# WHAT YOU NEED TO DO
Scan the records for the word "arrow". Copy each line that includes it.

# STORED ROWS
-- START --
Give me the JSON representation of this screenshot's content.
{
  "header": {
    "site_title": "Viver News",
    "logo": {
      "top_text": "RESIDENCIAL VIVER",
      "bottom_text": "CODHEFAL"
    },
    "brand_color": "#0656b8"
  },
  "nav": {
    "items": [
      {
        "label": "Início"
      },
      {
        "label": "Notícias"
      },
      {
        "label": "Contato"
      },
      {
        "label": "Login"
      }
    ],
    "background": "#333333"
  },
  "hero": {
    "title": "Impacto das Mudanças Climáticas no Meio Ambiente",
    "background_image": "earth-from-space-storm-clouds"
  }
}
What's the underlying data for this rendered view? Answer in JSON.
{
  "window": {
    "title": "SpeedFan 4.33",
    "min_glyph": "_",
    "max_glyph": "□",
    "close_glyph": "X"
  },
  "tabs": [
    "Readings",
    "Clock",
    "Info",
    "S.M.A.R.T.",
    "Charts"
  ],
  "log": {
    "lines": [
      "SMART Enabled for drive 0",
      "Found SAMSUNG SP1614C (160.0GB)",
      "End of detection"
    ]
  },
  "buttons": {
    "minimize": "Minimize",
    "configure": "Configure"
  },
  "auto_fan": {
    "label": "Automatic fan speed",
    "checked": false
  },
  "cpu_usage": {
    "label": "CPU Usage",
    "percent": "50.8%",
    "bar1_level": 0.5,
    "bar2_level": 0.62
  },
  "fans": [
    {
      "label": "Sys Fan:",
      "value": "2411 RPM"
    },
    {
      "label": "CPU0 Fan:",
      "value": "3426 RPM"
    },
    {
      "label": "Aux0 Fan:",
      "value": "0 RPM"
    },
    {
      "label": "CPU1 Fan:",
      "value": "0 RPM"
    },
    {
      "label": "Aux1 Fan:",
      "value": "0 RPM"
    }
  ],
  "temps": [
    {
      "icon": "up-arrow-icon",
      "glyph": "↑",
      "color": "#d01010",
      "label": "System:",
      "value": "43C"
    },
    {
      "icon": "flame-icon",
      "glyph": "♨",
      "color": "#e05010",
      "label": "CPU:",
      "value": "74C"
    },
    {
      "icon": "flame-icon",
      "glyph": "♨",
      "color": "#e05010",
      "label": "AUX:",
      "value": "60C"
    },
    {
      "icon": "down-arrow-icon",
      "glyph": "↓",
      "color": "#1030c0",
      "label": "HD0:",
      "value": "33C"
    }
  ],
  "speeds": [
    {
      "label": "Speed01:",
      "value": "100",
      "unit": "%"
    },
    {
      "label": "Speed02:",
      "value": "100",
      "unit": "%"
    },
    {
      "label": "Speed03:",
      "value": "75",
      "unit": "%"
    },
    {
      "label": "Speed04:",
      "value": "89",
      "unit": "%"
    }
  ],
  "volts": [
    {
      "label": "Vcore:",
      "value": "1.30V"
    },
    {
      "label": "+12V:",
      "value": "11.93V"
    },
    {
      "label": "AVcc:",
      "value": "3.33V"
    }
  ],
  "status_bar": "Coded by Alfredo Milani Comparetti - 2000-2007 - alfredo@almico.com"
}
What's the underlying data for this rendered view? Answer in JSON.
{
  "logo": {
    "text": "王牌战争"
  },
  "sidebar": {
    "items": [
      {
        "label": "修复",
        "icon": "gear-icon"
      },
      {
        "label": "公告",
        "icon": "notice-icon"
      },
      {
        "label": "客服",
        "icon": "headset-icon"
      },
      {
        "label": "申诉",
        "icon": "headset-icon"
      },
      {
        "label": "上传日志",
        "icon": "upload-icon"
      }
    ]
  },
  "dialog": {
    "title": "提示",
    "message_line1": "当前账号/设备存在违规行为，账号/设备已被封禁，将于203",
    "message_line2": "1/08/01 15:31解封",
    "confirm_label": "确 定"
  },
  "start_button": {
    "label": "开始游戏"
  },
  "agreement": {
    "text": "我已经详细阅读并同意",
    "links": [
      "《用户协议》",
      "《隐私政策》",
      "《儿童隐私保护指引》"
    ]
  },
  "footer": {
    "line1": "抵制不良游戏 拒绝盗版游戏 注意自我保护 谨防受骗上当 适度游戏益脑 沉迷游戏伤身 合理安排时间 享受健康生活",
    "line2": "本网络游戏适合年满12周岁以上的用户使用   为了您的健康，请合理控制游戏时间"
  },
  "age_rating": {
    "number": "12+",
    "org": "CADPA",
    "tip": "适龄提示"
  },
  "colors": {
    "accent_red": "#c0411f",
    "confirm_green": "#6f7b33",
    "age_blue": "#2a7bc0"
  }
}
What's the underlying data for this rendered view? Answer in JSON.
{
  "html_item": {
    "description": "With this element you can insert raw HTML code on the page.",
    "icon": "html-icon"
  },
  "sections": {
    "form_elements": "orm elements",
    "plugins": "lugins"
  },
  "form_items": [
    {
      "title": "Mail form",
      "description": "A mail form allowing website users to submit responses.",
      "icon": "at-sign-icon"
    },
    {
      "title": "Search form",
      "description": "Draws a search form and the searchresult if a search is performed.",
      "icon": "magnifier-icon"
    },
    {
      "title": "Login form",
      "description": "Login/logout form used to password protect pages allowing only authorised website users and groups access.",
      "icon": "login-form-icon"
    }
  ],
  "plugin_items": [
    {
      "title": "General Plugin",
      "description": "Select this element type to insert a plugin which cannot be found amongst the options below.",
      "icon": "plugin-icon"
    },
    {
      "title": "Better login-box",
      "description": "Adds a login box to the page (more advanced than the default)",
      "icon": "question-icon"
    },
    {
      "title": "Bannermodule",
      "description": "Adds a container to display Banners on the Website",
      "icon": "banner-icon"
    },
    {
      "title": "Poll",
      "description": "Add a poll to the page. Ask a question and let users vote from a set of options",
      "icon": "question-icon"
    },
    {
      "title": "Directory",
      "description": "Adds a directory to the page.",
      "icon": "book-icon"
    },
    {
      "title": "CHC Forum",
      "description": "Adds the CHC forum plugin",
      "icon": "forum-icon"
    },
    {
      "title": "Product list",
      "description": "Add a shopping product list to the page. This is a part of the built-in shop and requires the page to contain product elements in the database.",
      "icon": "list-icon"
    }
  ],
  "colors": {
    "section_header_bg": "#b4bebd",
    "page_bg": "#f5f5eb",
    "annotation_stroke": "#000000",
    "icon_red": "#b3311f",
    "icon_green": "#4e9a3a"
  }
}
-- END --
# FULL RESPONSE
      "icon": "up-arrow-icon",
      "icon": "down-arrow-icon",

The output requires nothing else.